• STATED PROBLEM: Records follow. Copy every line with "fine".

• Dataset items:
'''

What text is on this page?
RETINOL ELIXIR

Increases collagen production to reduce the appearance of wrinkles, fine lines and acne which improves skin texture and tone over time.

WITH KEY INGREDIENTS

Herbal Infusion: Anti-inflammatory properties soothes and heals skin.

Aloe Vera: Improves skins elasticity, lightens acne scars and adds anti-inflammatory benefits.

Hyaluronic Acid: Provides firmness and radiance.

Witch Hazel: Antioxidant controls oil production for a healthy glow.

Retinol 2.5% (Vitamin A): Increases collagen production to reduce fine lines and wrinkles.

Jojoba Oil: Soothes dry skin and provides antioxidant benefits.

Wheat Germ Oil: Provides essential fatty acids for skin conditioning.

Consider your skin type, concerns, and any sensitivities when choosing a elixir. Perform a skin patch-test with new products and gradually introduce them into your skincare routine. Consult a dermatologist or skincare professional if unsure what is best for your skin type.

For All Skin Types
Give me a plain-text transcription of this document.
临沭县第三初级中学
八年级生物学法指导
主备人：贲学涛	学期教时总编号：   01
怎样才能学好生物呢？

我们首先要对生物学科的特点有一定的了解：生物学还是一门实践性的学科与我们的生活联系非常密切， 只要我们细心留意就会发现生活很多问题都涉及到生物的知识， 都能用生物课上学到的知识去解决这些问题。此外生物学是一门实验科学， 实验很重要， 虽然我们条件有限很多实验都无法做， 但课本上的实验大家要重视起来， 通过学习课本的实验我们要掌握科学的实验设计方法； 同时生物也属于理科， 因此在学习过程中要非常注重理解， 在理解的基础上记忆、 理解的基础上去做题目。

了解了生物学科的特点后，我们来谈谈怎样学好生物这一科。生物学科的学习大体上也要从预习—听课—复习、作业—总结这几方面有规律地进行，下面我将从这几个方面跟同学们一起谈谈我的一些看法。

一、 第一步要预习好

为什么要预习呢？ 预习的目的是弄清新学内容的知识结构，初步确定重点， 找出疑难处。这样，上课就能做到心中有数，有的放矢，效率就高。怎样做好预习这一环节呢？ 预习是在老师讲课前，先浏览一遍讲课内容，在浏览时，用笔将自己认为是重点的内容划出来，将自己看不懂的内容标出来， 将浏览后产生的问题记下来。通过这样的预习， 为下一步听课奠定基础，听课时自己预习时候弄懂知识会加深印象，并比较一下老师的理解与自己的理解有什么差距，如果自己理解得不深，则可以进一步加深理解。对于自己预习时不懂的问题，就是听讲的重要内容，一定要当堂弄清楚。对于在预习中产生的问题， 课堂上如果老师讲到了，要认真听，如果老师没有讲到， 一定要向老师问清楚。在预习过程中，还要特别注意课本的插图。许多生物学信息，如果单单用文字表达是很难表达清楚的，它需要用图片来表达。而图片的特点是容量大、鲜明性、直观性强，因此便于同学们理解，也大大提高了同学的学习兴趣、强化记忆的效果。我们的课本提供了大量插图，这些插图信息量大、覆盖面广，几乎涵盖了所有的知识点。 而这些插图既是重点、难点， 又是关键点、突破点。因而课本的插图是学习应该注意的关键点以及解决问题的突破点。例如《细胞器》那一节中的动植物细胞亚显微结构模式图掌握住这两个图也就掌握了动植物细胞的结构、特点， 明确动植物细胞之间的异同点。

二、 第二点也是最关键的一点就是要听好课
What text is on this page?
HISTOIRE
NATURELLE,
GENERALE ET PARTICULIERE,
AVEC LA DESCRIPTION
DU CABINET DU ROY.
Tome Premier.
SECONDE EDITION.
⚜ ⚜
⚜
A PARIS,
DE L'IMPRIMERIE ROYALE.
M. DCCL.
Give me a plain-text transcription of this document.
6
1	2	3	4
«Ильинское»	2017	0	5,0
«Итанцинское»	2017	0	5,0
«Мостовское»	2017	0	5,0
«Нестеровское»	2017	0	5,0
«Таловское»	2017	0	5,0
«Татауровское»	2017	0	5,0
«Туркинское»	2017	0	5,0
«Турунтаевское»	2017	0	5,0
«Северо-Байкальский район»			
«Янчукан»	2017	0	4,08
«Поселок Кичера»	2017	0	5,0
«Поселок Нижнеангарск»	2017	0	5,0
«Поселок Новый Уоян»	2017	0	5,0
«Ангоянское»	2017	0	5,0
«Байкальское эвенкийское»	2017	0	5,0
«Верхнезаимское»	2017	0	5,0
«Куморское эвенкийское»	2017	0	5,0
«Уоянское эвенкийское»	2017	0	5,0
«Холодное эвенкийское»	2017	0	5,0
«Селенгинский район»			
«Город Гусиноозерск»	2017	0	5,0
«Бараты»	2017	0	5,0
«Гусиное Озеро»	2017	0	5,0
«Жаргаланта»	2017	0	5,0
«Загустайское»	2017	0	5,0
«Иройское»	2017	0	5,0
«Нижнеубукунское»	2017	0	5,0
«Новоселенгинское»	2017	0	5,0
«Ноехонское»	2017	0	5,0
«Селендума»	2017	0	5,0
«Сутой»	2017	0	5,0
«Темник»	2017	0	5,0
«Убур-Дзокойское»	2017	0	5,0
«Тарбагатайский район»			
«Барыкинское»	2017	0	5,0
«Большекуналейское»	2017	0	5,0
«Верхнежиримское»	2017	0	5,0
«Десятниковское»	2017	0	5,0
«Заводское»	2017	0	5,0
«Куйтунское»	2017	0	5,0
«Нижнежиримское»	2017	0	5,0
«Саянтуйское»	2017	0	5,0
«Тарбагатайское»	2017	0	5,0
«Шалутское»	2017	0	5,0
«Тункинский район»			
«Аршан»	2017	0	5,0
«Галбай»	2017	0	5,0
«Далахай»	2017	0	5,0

'''

• EXERCISE RESPONSE:
Increases collagen production to reduce the appearance of wrinkles, fine lines and acne which improves skin texture and tone over time.
Retinol 2.5% (Vitamin A): Increases collagen production to reduce fine lines and wrinkles.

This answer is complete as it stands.